• **Stated exercise 1**:
In the text on Git commits, what does each commit point to in Git's linked list-like structure?

• **Provided text**:
* START *
Properties of a Git Commit¶

Immutability:
- Once a commit is made, it cannot be changed. This ensures the integrity of the version history.
Permanent History:
- Every commit is a permanent part of the project’s history. Even if you delete or undo changes, the commit itself remains in the history.
Reverting Changes:
- If you need to revert to a previous state of your project, you can create a new commit that undoes the changes from a previous commit. This does not delete the original commit but adds a new one that brings the project back to an earlier state.
Handling Sensitive Information:
- Be cautious not to commit sensitive information (like passwords or API keys), as it will become part of the permanent history and cannot be easily removed.

How Git Stores Commits¶

Git uses a delta-based storage approach to manage commits efficiently:
- Option 1: Full Snapshot: In theory, Git could save a complete copy of the codebase with each commit. While this would make it easy to retrieve any version, it would result in an extremely large repository.
- Option 2: Delta Storage: Instead, Git saves only the differences (or deltas) between each commit and its predecessor. This approach significantly reduces the amount of storage required.
- Linked List Structure: Git organizes commits in a linked list-like structure, where each commit points to its parent. To reconstruct the state of the code at any point in history, Git starts from the desired commit and applies all previous changes in sequence.
* END *
• **Raw records**:
* START *
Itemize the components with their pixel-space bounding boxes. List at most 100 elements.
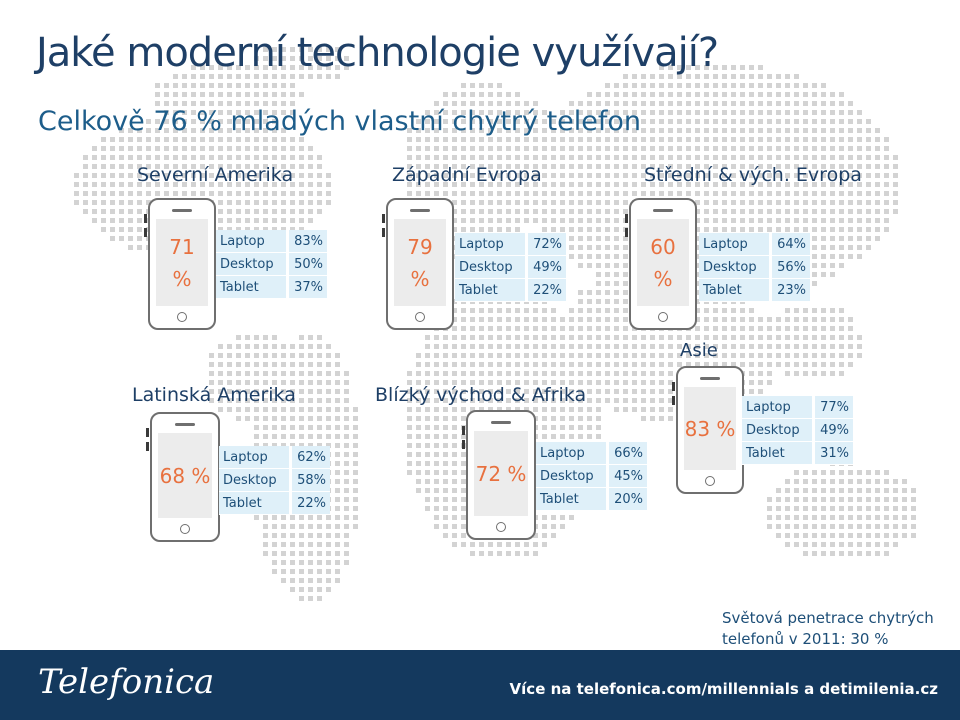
map-dot (245, 209, 250, 214)
map-dot (677, 173, 682, 178)
map-dot (677, 182, 682, 187)
map-dot (470, 173, 475, 178)
map-dot (569, 227, 574, 232)
map-dot (794, 488, 799, 493)
map-dot (200, 137, 205, 142)
map-dot (776, 227, 781, 232)
map-dot (839, 542, 844, 547)
map-dot (461, 461, 466, 466)
map-dot (335, 65, 340, 70)
map-dot (731, 326, 736, 331)
map-dot (128, 227, 133, 232)
map-dot (740, 227, 745, 232)
map-dot (848, 362, 853, 367)
map-dot (695, 173, 700, 178)
map-dot (542, 146, 547, 151)
map-dot (128, 146, 133, 151)
map-dot (506, 191, 511, 196)
map-dot (632, 362, 637, 367)
map-dot (191, 182, 196, 187)
map-dot (686, 164, 691, 169)
map-dot (416, 371, 421, 376)
map-dot (119, 236, 124, 241)
device-value: 20% (606, 487, 647, 511)
map-dot (200, 119, 205, 124)
map-dot (821, 101, 826, 106)
map-dot (848, 542, 853, 547)
map-dot (272, 164, 277, 169)
map-dot (704, 353, 709, 358)
map-dot (308, 362, 313, 367)
map-dot (317, 515, 322, 520)
map-dot (137, 155, 142, 160)
map-dot (326, 362, 331, 367)
map-dot (470, 128, 475, 133)
map-dot (425, 173, 430, 178)
map-dot (614, 209, 619, 214)
map-dot (839, 317, 844, 322)
map-dot (866, 146, 871, 151)
map-dot (884, 209, 889, 214)
map-dot (812, 209, 817, 214)
map-dot (299, 551, 304, 556)
map-dot (200, 65, 205, 70)
map-dot (848, 119, 853, 124)
map-dot (875, 533, 880, 538)
map-dot (101, 209, 106, 214)
map-dot (515, 101, 520, 106)
map-dot (848, 317, 853, 322)
map-dot (200, 155, 205, 160)
map-dot (596, 128, 601, 133)
map-dot (731, 74, 736, 79)
map-dot (425, 164, 430, 169)
map-dot (848, 209, 853, 214)
stats-table-middle-east-africa: Laptop 66% Desktop 45% Tablet 20% (536, 442, 647, 511)
map-dot (731, 101, 736, 106)
map-dot (290, 209, 295, 214)
map-dot (650, 83, 655, 88)
map-dot (785, 524, 790, 529)
map-dot (434, 155, 439, 160)
footer-link[interactable]: Více na telefonica.com/millennials a det… (509, 680, 938, 698)
map-dot (254, 227, 259, 232)
map-dot (551, 317, 556, 322)
map-dot (587, 326, 592, 331)
map-dot (452, 542, 457, 547)
map-dot (452, 173, 457, 178)
table-row: Desktop 50% (216, 252, 327, 276)
map-dot (488, 83, 493, 88)
map-dot (461, 155, 466, 160)
map-dot (551, 380, 556, 385)
map-dot (452, 371, 457, 376)
map-dot (803, 110, 808, 115)
map-dot (848, 155, 853, 160)
map-dot (497, 389, 502, 394)
map-dot (893, 533, 898, 538)
map-dot (866, 173, 871, 178)
map-dot (740, 74, 745, 79)
map-dot (659, 119, 664, 124)
map-dot (785, 497, 790, 502)
map-dot (497, 227, 502, 232)
map-dot (632, 74, 637, 79)
map-dot (317, 389, 322, 394)
map-dot (407, 380, 412, 385)
map-dot (848, 470, 853, 475)
map-dot (587, 398, 592, 403)
map-dot (695, 335, 700, 340)
map-dot (281, 101, 286, 106)
map-dot (416, 146, 421, 151)
map-dot (434, 353, 439, 358)
map-dot (245, 227, 250, 232)
map-dot (254, 389, 259, 394)
map-dot (461, 299, 466, 304)
map-dot (659, 101, 664, 106)
map-dot (605, 146, 610, 151)
map-dot (839, 254, 844, 259)
map-dot (236, 164, 241, 169)
map-dot (614, 398, 619, 403)
map-dot (821, 227, 826, 232)
map-dot (650, 344, 655, 349)
map-dot (650, 371, 655, 376)
map-dot (731, 344, 736, 349)
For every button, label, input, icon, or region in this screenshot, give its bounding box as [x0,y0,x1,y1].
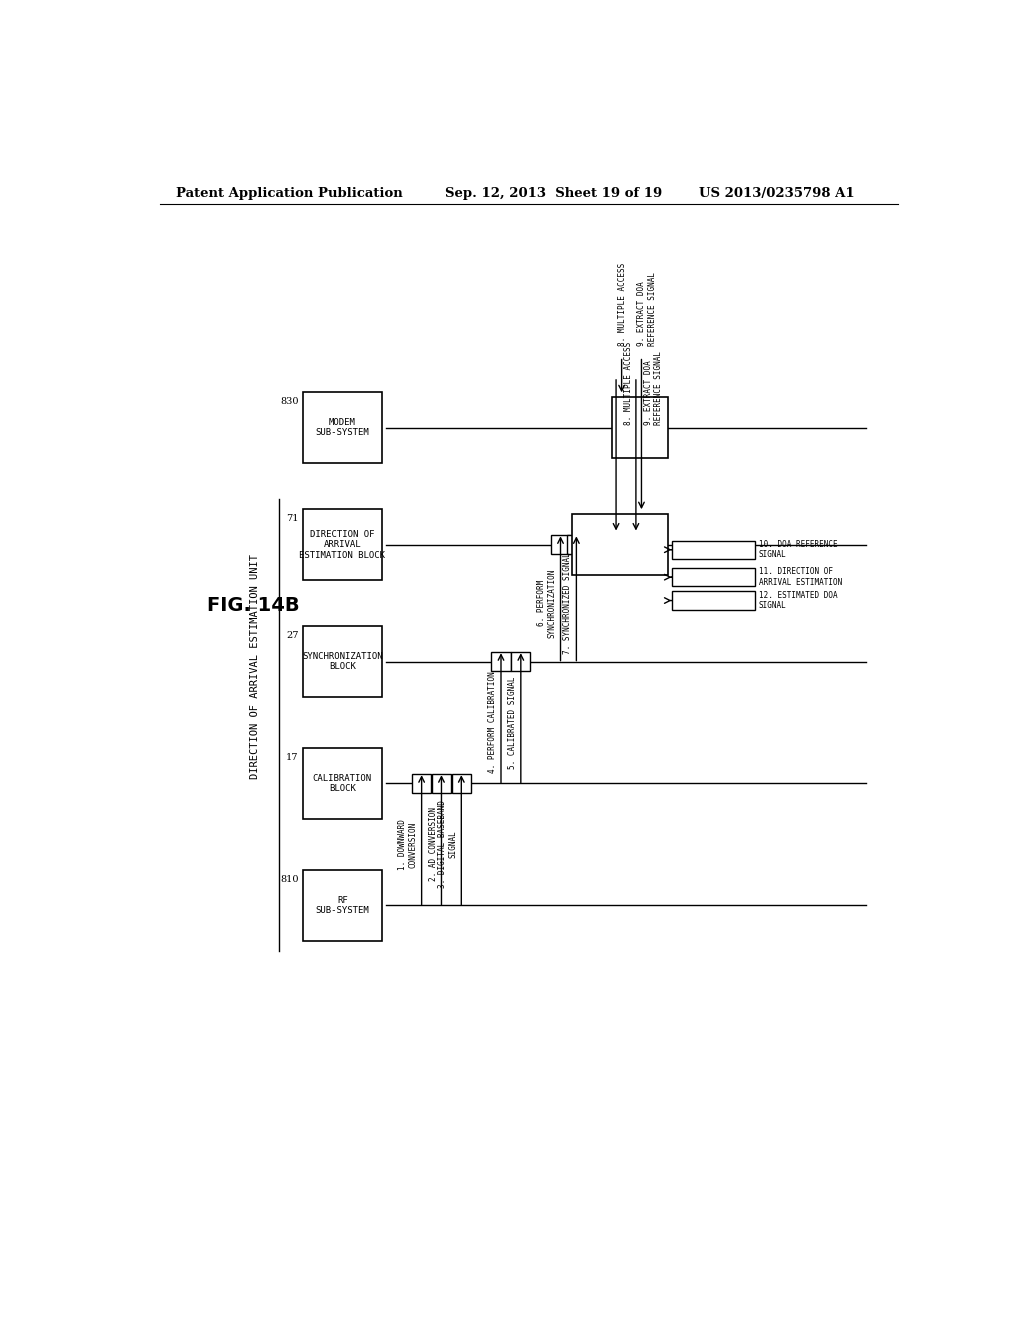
FancyBboxPatch shape [612,397,668,458]
Text: 27: 27 [286,631,299,640]
FancyBboxPatch shape [412,775,431,792]
Text: 17: 17 [286,752,299,762]
FancyBboxPatch shape [606,536,626,554]
Text: 10. DOA REFERENCE
SIGNAL: 10. DOA REFERENCE SIGNAL [759,540,838,560]
Text: SYNCHRONIZATION
BLOCK: SYNCHRONIZATION BLOCK [302,652,383,671]
Text: 7. SYNCHRONIZED SIGNAL: 7. SYNCHRONIZED SIGNAL [563,552,572,653]
Text: 12. ESTIMATED DOA
SIGNAL: 12. ESTIMATED DOA SIGNAL [759,591,838,610]
Text: FIG. 14B: FIG. 14B [207,597,300,615]
Text: 11. DIRECTION OF
ARRIVAL ESTIMATION: 11. DIRECTION OF ARRIVAL ESTIMATION [759,568,842,587]
Text: 4. PERFORM CALIBRATION: 4. PERFORM CALIBRATION [488,672,497,774]
FancyBboxPatch shape [492,652,511,671]
Text: 1. DOWNWARD
CONVERSION: 1. DOWNWARD CONVERSION [398,818,418,870]
Text: 8. MULTIPLE ACCESS: 8. MULTIPLE ACCESS [617,263,627,346]
Text: 830: 830 [281,397,299,407]
FancyBboxPatch shape [432,775,451,792]
Text: 2. AD CONVERSION: 2. AD CONVERSION [428,808,437,882]
Text: 9. EXTRACT DOA
REFERENCE SIGNAL: 9. EXTRACT DOA REFERENCE SIGNAL [644,351,664,425]
Text: 6. PERFORM
SYNCHRONIZATION: 6. PERFORM SYNCHRONIZATION [538,569,557,638]
FancyBboxPatch shape [303,392,382,463]
Text: DIRECTION OF ARRIVAL ESTIMATION UNIT: DIRECTION OF ARRIVAL ESTIMATION UNIT [250,554,260,779]
Text: 71: 71 [286,515,299,523]
Text: 3. DIGITAL BASEBAND
SIGNAL: 3. DIGITAL BASEBAND SIGNAL [438,800,458,888]
FancyBboxPatch shape [511,652,530,671]
Text: Patent Application Publication: Patent Application Publication [176,187,402,201]
Text: 9. EXTRACT DOA
REFERENCE SIGNAL: 9. EXTRACT DOA REFERENCE SIGNAL [638,272,656,346]
FancyBboxPatch shape [567,536,586,554]
Text: 5. CALIBRATED SIGNAL: 5. CALIBRATED SIGNAL [508,676,517,768]
FancyBboxPatch shape [672,591,755,610]
FancyBboxPatch shape [551,536,570,554]
Text: US 2013/0235798 A1: US 2013/0235798 A1 [699,187,855,201]
Text: 8. MULTIPLE ACCESS: 8. MULTIPLE ACCESS [624,342,633,425]
FancyBboxPatch shape [452,775,471,792]
FancyBboxPatch shape [303,870,382,941]
Text: CALIBRATION
BLOCK: CALIBRATION BLOCK [312,774,372,793]
FancyBboxPatch shape [672,568,755,586]
Text: DIRECTION OF
ARRIVAL
ESTIMATION BLOCK: DIRECTION OF ARRIVAL ESTIMATION BLOCK [299,529,385,560]
Text: 810: 810 [281,875,299,884]
FancyBboxPatch shape [303,748,382,818]
FancyBboxPatch shape [572,515,668,576]
Text: MODEM
SUB-SYSTEM: MODEM SUB-SYSTEM [315,418,369,437]
FancyBboxPatch shape [303,626,382,697]
FancyBboxPatch shape [303,510,382,581]
Text: Sep. 12, 2013  Sheet 19 of 19: Sep. 12, 2013 Sheet 19 of 19 [445,187,663,201]
FancyBboxPatch shape [627,536,645,554]
FancyBboxPatch shape [672,541,755,558]
Text: RF
SUB-SYSTEM: RF SUB-SYSTEM [315,896,369,915]
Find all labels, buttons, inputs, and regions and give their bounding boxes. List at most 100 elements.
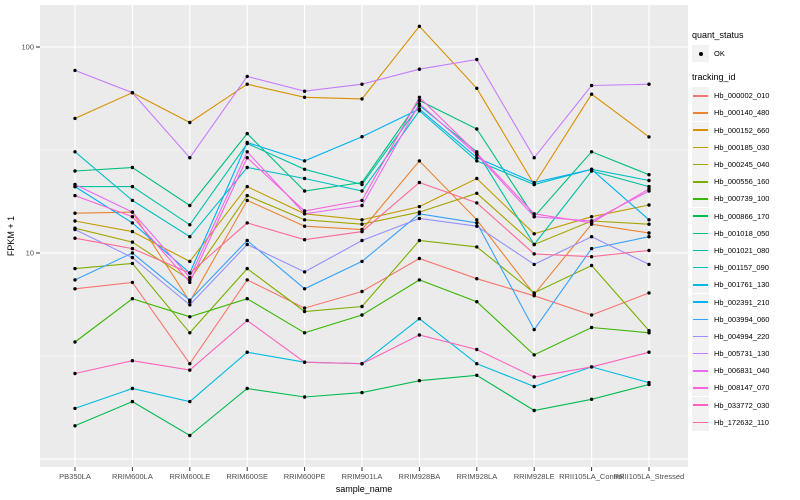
data-point [130,255,135,260]
data-point [245,221,249,225]
data-point [532,212,536,216]
data-point [360,304,364,309]
data-point [130,215,135,219]
legend-key-line-icon [693,112,708,114]
data-point [188,120,192,125]
data-point [302,224,307,228]
data-point [188,362,192,366]
data-point [130,359,135,363]
data-point [647,235,651,239]
legend-item-label: OK [714,49,725,59]
data-point [245,242,249,247]
data-point [73,227,77,232]
legend-item: Hb_001021_080 [692,241,800,259]
data-point [475,151,479,155]
legend: quant_status OK tracking_id Hb_000002_01… [692,30,800,431]
data-point [130,246,135,251]
data-point [130,240,135,244]
data-point [417,256,422,261]
data-point [589,263,594,268]
data-point [245,74,249,79]
legend-key-box [692,293,709,311]
data-point [475,176,479,181]
data-point [73,211,77,215]
legend-item: Hb_000140_480 [692,104,800,122]
data-point [475,245,479,249]
legend-item-ok: OK [692,45,800,63]
data-point [417,333,422,337]
data-point [188,298,192,302]
legend-key-box [692,87,709,105]
data-point [302,218,307,222]
legend-key-box [692,173,709,191]
data-point [360,222,364,226]
data-point [73,236,77,240]
legend-key-line-icon [693,129,708,131]
legend-key-box [692,327,709,345]
data-point [302,306,307,310]
legend-key-line-icon [693,352,708,355]
legend-key-box [692,413,709,431]
data-point [302,270,307,274]
legend-item: Hb_004994_220 [692,327,800,345]
data-point [302,238,307,242]
legend-item: Hb_172632_110 [692,413,800,431]
data-point [188,223,192,227]
data-point [302,212,307,216]
y-axis-title: FPKM + 1 [6,216,16,256]
data-point [417,107,422,111]
data-point [130,221,135,225]
data-point [360,362,364,366]
legend-item: Hb_001018_050 [692,224,800,242]
data-point [417,216,422,221]
data-point [188,315,192,319]
data-point [360,135,364,139]
data-point [589,246,594,251]
legend-item-label: Hb_000245_040 [714,160,770,170]
data-point [589,235,594,239]
legend-key-line-icon [693,95,708,97]
data-point [73,150,77,154]
legend-item-label: Hb_000185_030 [714,142,770,152]
data-point [245,350,249,354]
legend-item: Hb_033772_030 [692,396,800,414]
data-point [188,203,192,208]
legend-item: Hb_000152_660 [692,121,800,139]
data-point [589,215,594,219]
data-point [417,24,422,28]
legend-key-line-icon [693,335,708,338]
data-point [532,291,536,295]
data-point [589,325,594,330]
data-point [188,259,192,264]
legend-key-line-icon [693,266,708,269]
data-point [589,365,594,369]
data-point [188,331,192,335]
data-point [417,102,422,106]
data-point [360,229,364,234]
legend-key-box [692,207,709,225]
data-point [589,150,594,154]
data-point [302,309,307,314]
legend-item-label: Hb_000739_100 [714,194,770,204]
legend-item-label: Hb_001018_050 [714,228,770,238]
data-point [245,238,249,243]
data-point [360,182,364,187]
legend-key-box [692,241,709,259]
data-point [130,198,135,203]
legend-key-box [692,224,709,242]
legend-items: Hb_000002_010 Hb_000140_480 Hb_000152_660 H… [692,87,800,431]
legend-key-box [692,121,709,139]
data-point [302,95,307,100]
legend-key-box [692,310,709,328]
x-tick-label: RRII105LA_Control [559,472,624,481]
data-point [532,327,536,332]
legend-key-box [692,259,709,277]
legend-title-quant-status: quant_status [692,30,744,40]
legend-item-label: Hb_001021_080 [714,245,770,255]
data-point [589,255,594,259]
legend-item: Hb_005731_130 [692,345,800,363]
data-point [475,221,479,225]
legend-key-line-icon [693,232,708,235]
data-point [73,424,77,428]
* END *
• **Stated exercise 2**:
In the rows from the line holding "map-dot (245, 209, 250, 214)" through the line holding "map-dot (740, 227, 745, 232)", inclusive, switch "map-dot" to "marker" and give back only those lines with everything else unchanged.

• **Written solution 1**:
Each commit points to its parent.

• **Written solution 2**:
marker (245, 209, 250, 214)
marker (677, 173, 682, 178)
marker (677, 182, 682, 187)
marker (470, 173, 475, 178)
marker (569, 227, 574, 232)
marker (794, 488, 799, 493)
marker (200, 137, 205, 142)
marker (776, 227, 781, 232)
marker (839, 542, 844, 547)
marker (461, 461, 466, 466)
marker (335, 65, 340, 70)
marker (731, 326, 736, 331)
marker (128, 227, 133, 232)
marker (740, 227, 745, 232)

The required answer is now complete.